§ PASSAGE TO READ:
##############################

Books reviewed by SPR reviewers
Amberley have established themselves as a serious force the production of books on paranormal subjects, particularly regional guides, and the five under review here are a random selection of their recent output. The authors are knowledgeable and all turn in enjoyable results. It is a useful exercise to see how they produce such different outcomes from a common brief: some are more successful than others, but together they demonstrate the extraordinary proliferation of local ghost hunting groups in recent years.
The volumes are bound in a standard paperback format, plentifully illustrated, and are attractively produced with matt black card covers. A fault common to them all, however, is the lack of an index, which makes it difficult to find information quickly. Also surprising is Amberley’s failure to list fellow titles in the series inside, which would seem to be basic marketing. Further details can be found on their website.
Haunted Pubs of the South West by Ian Addicoat is the most conventional of the batch, a standard gazetteer containing the usual rather vague stories typical of this kind of book. However, in addition to recounting old tales, Addicoat, president of the Paranormal Research Organisation and a Penzance resident, has included brief accounts from investigations he has been involved in, although the use of mediums tends to increase the amount of unverifiable information.
The result is useful for tourists visiting the area who would like to know a little about the paranormal history of the places they visit, but a major weakness is its organisation. Rather than grouped geographically, the pubs are listed in alphabetical order. That is fine if you are standing outside a pub and wants to check if it is included, but not helpful if you would like to know which establishments to visit in a particular place. So if someone wants to find all the entries for say Princetown, they either have to know the name of every pub, or go through page by page (there are three establishments listed). An index would have been easy to provide and would have increased the book’s usefulness.
Roger Guttridge’s Paranormal Dorset focuses on a smaller geographical area than Ian Addicoat does. Guttridge is not a ghost hunter, but rather a professional and experienced journalist; consequently his prose is rather more polished than that of some of the others considered here. There are no case reports by local groups, instead there is a reliance on previously published stories. Like the haunted pubs volume there is a reasonable bibliography, but none of the other three includes one, which unfortunately gives the impression that their authors feel they have supplied the final word on the subject.
Paranormal Dorset is the briefest of the five, and seems to have suffered from the requirement to produce the typescript within a tight timescale. In addition to standard ghost yarns, topics include UFOs, doppelgangers, fairies, visions, and a couple of fascinating poltergeist cases. One of these is the Durweston poltergeist from 1894-5, and the SPR is name-checked, although referred to merely as “the psychical research society.” The case was investigated by Ernest Westlake of the SPR, and described by Frank Podmore in his essay ‘Poltergeists’ in the SPR’s Proceedings in 1897. Guttridge does not seem to have consulted this account, and does not include Podmore’s conclusion that, “On the whole I think it would be difficult, on the evidence obtainable, to substantiate in this case a theory of supernormal agency.”

##############################

§ SUPPLIED MATERIAL:
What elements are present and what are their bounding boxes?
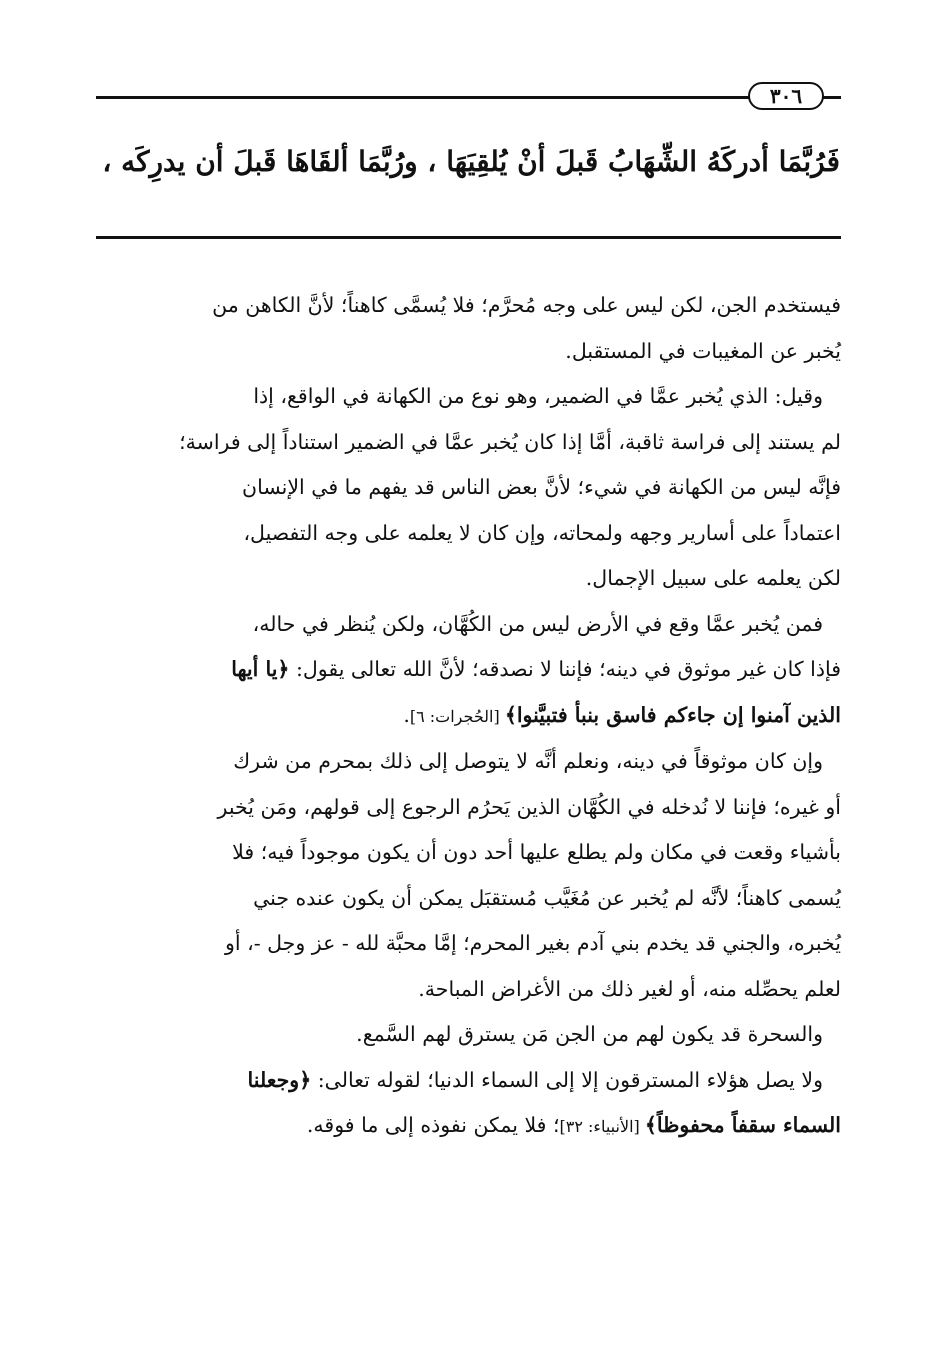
paragraph-4 xyxy=(89,739,841,1012)
text-line: لكن يعلمه على سبيل الإجمال. xyxy=(585,566,841,590)
text-line: يُخبره، والجني قد يخدم بني آدم بغير المحرم؛ إمَّا محبَّة لله - عز وجل -، أو xyxy=(224,931,841,955)
text-segment: فإذا كان غير موثوق في دينه؛ فإننا لا نصدقه؛ لأنَّ الله تعالى يقول: xyxy=(289,657,841,681)
text-line: وإن كان موثوقاً في دينه، ونعلم أنَّه لا يتوصل إلى ذلك بمحرم من شرك xyxy=(233,749,823,773)
quran-verse-end: السماء سقفاً محفوظاً﴾ xyxy=(644,1113,841,1137)
quran-verse-start: ﴿يا أيها xyxy=(231,657,290,681)
text-line: أو غيره؛ فإننا لا نُدخله في الكُهَّان الذين يَحرُم الرجوع إلى قولهم، ومَن يُخبر xyxy=(217,794,841,819)
text-line: يُخبر عن المغيبات في المستقبل. xyxy=(565,338,841,363)
body-text xyxy=(89,283,841,1150)
section-rule xyxy=(96,236,841,239)
quran-verse-end: الذين آمنوا إن جاءكم فاسق بنبأ فتبيَّنوا﴾ xyxy=(504,702,841,727)
paragraph-5 xyxy=(89,1012,841,1058)
text-segment: . xyxy=(403,702,410,727)
text-line: وقيل: الذي يُخبر عمَّا في الضمير، وهو نوع من الكهانة في الواقع، إذا xyxy=(253,384,823,408)
text-line: فمن يُخبر عمَّا وقع في الأرض ليس من الكُهَّان، ولكن يُنظر في حاله، xyxy=(252,611,823,636)
text-line: فإنَّه ليس من الكهانة في شيء؛ لأنَّ بعض الناس قد يفهم ما في الإنسان xyxy=(242,475,841,499)
text-line: والسحرة قد يكون لهم من الجن مَن يسترق لهم السَّمع. xyxy=(356,1022,823,1046)
hadith-quote: فَرُبَّمَا أدركَهُ الشِّهَابُ قَبلَ أنْ يُلقِيَهَا ، ورُبَّمَا ألقَاهَا قَبلَ أن يدرِكَه ، xyxy=(102,145,840,178)
text-line xyxy=(89,693,841,740)
verse-reference: [الأنبياء: ٣٢] xyxy=(559,1117,645,1136)
header-rule xyxy=(96,96,841,99)
paragraph-3 xyxy=(89,602,841,740)
paragraph-2 xyxy=(89,374,841,602)
verse-reference: [الحُجرات: ٦] xyxy=(409,706,505,726)
text-line: يُسمى كاهناً؛ لأنَّه لم يُخبر عن مُغَيَّب مُستقبَل يمكن أن يكون عنده جني xyxy=(253,885,841,910)
text-line xyxy=(89,1103,841,1150)
text-segment: ؛ فلا يمكن نفوذه إلى ما فوقه. xyxy=(306,1113,560,1137)
quran-verse-start: ﴿وجعلنا xyxy=(247,1067,312,1092)
paragraph-1 xyxy=(89,283,841,374)
text-line: فيستخدم الجن، لكن ليس على وجه مُحرَّم؛ فلا يُسمَّى كاهناً؛ لأنَّ الكاهن من xyxy=(212,293,841,317)
page-number: ٣٠٦ xyxy=(748,82,824,110)
text-line: اعتماداً على أسارير وجهه ولمحاته، وإن كان لا يعلمه على وجه التفصيل، xyxy=(243,520,841,545)
text-line xyxy=(89,1058,841,1104)
text-line: بأشياء وقعت في مكان ولم يطلع عليها أحد دون أن يكون موجوداً فيه؛ فلا xyxy=(232,840,841,864)
text-line: لعلم يحصِّله منه، أو لغير ذلك من الأغراض المباحة. xyxy=(418,976,841,1001)
text-line xyxy=(89,647,841,693)
text-line: لم يستند إلى فراسة ثاقبة، أمَّا إذا كان يُخبر عمَّا في الضمير استناداً إلى فراسة؛ xyxy=(179,429,841,454)
paragraph-6 xyxy=(89,1058,841,1150)
text-segment: ولا يصل هؤلاء المسترقون إلا إلى السماء الدنيا؛ لقوله تعالى: xyxy=(311,1067,823,1092)
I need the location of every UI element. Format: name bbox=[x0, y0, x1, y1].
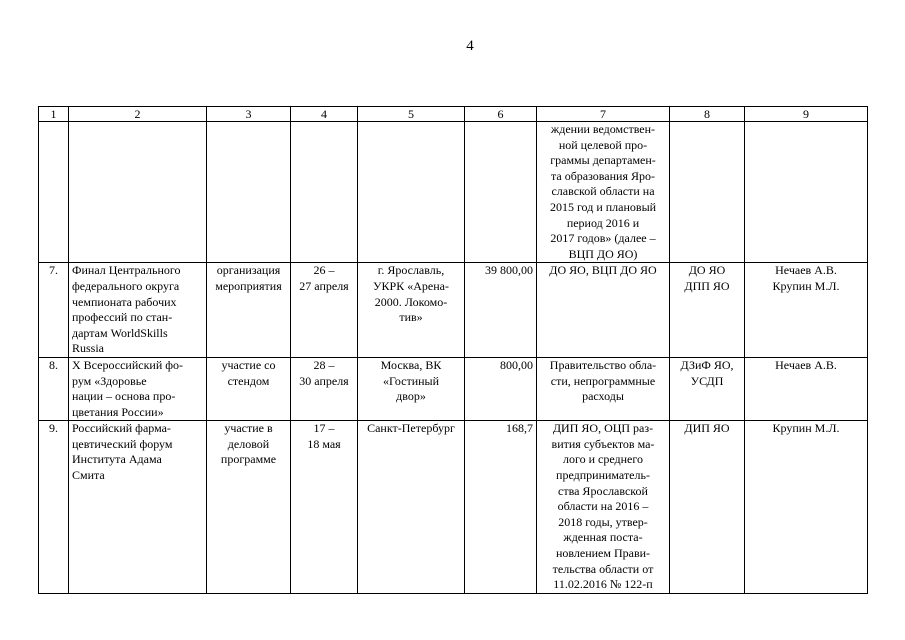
funding-source: ждении ведомствен- ной целевой про- граммы департамен- та образования Яро- славской области на 2015 год и плановый период 2016 и 2017 годов» (далее – ВЦП ДО ЯО) bbox=[537, 122, 670, 263]
executors: ДЗиФ ЯО, УСДП bbox=[670, 357, 745, 420]
table-row bbox=[39, 357, 868, 420]
event-place bbox=[358, 122, 465, 263]
funding-source: ДО ЯО, ВЦП ДО ЯО bbox=[537, 263, 670, 358]
row-number: 7. bbox=[39, 263, 69, 358]
event-dates: 28 – 30 апреля bbox=[291, 357, 358, 420]
funding-amount bbox=[465, 122, 537, 263]
executors: ДИП ЯО bbox=[670, 421, 745, 594]
executors: ДО ЯО ДПП ЯО bbox=[670, 263, 745, 358]
column-number: 8 bbox=[670, 107, 745, 122]
participation-form bbox=[207, 122, 291, 263]
funding-amount: 800,00 bbox=[465, 357, 537, 420]
column-number: 6 bbox=[465, 107, 537, 122]
column-number: 9 bbox=[745, 107, 868, 122]
participation-form: организация мероприятия bbox=[207, 263, 291, 358]
event-place: Санкт-Петербург bbox=[358, 421, 465, 594]
column-number: 2 bbox=[69, 107, 207, 122]
responsible: Нечаев А.В. bbox=[745, 357, 868, 420]
event-name: X Всероссийский фо- рум «Здоровье нации – основа про- цветания России» bbox=[69, 357, 207, 420]
event-place: Москва, ВК «Гостиный двор» bbox=[358, 357, 465, 420]
responsible bbox=[745, 122, 868, 263]
event-dates bbox=[291, 122, 358, 263]
table-row bbox=[39, 122, 868, 263]
responsible: Нечаев А.В. Крупин М.Л. bbox=[745, 263, 868, 358]
participation-form: участие со стендом bbox=[207, 357, 291, 420]
table-row bbox=[39, 421, 868, 594]
event-name: Российский фарма- цевтический форум Института Адама Смита bbox=[69, 421, 207, 594]
row-number: 9. bbox=[39, 421, 69, 594]
executors bbox=[670, 122, 745, 263]
events-table bbox=[38, 106, 868, 594]
column-number: 5 bbox=[358, 107, 465, 122]
column-number: 7 bbox=[537, 107, 670, 122]
column-number: 4 bbox=[291, 107, 358, 122]
row-number: 8. bbox=[39, 357, 69, 420]
page-number: 4 bbox=[466, 38, 474, 54]
event-place: г. Ярославль, УКРК «Арена- 2000. Локомо- тив» bbox=[358, 263, 465, 358]
responsible: Крупин М.Л. bbox=[745, 421, 868, 594]
funding-source: ДИП ЯО, ОЦП раз- вития субъектов ма- лого и среднего предприниматель- ства Ярославской области на 2016 – 2018 годы, утвер- жденная поста- новлением Прави- тельства области от 11.02.2016 № 122-п bbox=[537, 421, 670, 594]
event-name: Финал Центрального федерального округа чемпионата рабочих профессий по стан- дартам WorldSkills Russia bbox=[69, 263, 207, 358]
funding-amount: 39 800,00 bbox=[465, 263, 537, 358]
row-number bbox=[39, 122, 69, 263]
event-name bbox=[69, 122, 207, 263]
event-dates: 17 – 18 мая bbox=[291, 421, 358, 594]
funding-source: Правительство обла- сти, непрограммные расходы bbox=[537, 357, 670, 420]
column-number: 3 bbox=[207, 107, 291, 122]
column-number: 1 bbox=[39, 107, 69, 122]
funding-amount: 168,7 bbox=[465, 421, 537, 594]
table-row bbox=[39, 263, 868, 358]
column-number-row bbox=[39, 107, 868, 122]
event-dates: 26 – 27 апреля bbox=[291, 263, 358, 358]
participation-form: участие в деловой программе bbox=[207, 421, 291, 594]
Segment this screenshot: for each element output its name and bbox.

##############################

§ EXERCISES:
**A)** Please reproduce the stretch of the book review from "Roger Guttridge’s Paranormal" through "on the subject.", copying it word for word.
**B)** In the rows, take the stretch from the line that contains "funding-source: ждении ведомствен- ной" through the line that contains "row-number: 7. bbox=[39, 263, 69, 358]", and write only those lines again with "executors" swapped for "implementers". Leave everything else in them untouched.

§ OUTPUTS IN ORDER:
**A)**
Roger Guttridge’s Paranormal Dorset focuses on a smaller geographical area than Ian Addicoat does. Guttridge is not a ghost hunter, but rather a professional and experienced journalist; consequently his prose is rather more polished than that of some of the others considered here. There are no case reports by local groups, instead there is a reliance on previously published stories. Like the haunted pubs volume there is a reasonable bibliography, but none of the other three includes one, which unfortunately gives the impression that their authors feel they have supplied the final word on the subject.

**B)**
funding-source: ждении ведомствен- ной целевой про- граммы департамен- та образования Яро- славской области на 2015 год и плановый период 2016 и 2017 годов» (далее – ВЦП ДО ЯО) bbox=[537, 122, 670, 263]
implementers: ДЗиФ ЯО, УСДП bbox=[670, 357, 745, 420]
table-row bbox=[39, 357, 868, 420]
event-place bbox=[358, 122, 465, 263]
funding-source: ДО ЯО, ВЦП ДО ЯО bbox=[537, 263, 670, 358]
row-number: 7. bbox=[39, 263, 69, 358]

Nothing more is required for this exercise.